EXERCISE OBJECTIVE: Your task is to transcribe all of the data below exactly, omitting the images.

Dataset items
## BEGIN
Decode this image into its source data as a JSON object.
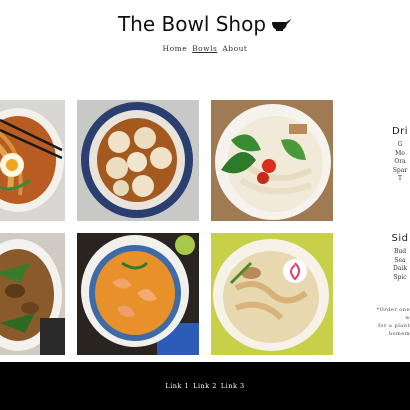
{
  "header": {
    "title": "The Bowl Shop",
    "logo_icon": "bowl-icon"
  },
  "nav": {
    "items": [
      "Home",
      "Bowls",
      "About"
    ],
    "active": "Bowls"
  },
  "sidebar": {
    "drinks": {
      "heading": "Dri",
      "items": [
        "G",
        "Mo",
        "Ora",
        "Spar",
        "T"
      ]
    },
    "sides": {
      "heading": "Sid",
      "items": [
        "Bud",
        "Sea",
        "Daik",
        "Spic"
      ]
    },
    "note": [
      "*Order one w",
      "for a plant",
      "homem"
    ]
  },
  "footer": {
    "links": [
      "Link 1",
      "Link 2",
      "Link 3"
    ]
  },
  "colors": {
    "footer_bg": "#000000",
    "page_bg": "#ffffff"
  }
}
## END
RESULT FOR THIS EXERCISE:
Decode this image into its source data as a JSON object.
{
  "header": {
    "title": "The Bowl Shop",
    "logo_icon": "bowl-icon"
  },
  "nav": {
    "items": [
      "Home",
      "Bowls",
      "About"
    ],
    "active": "Bowls"
  },
  "sidebar": {
    "drinks": {
      "heading": "Dri",
      "items": [
        "G",
        "Mo",
        "Ora",
        "Spar",
        "T"
      ]
    },
    "sides": {
      "heading": "Sid",
      "items": [
        "Bud",
        "Sea",
        "Daik",
        "Spic"
      ]
    },
    "note": [
      "*Order one w",
      "for a plant",
      "homem"
    ]
  },
  "footer": {
    "links": [
      "Link 1",
      "Link 2",
      "Link 3"
    ]
  },
  "colors": {
    "footer_bg": "#000000",
    "page_bg": "#ffffff"
  }
}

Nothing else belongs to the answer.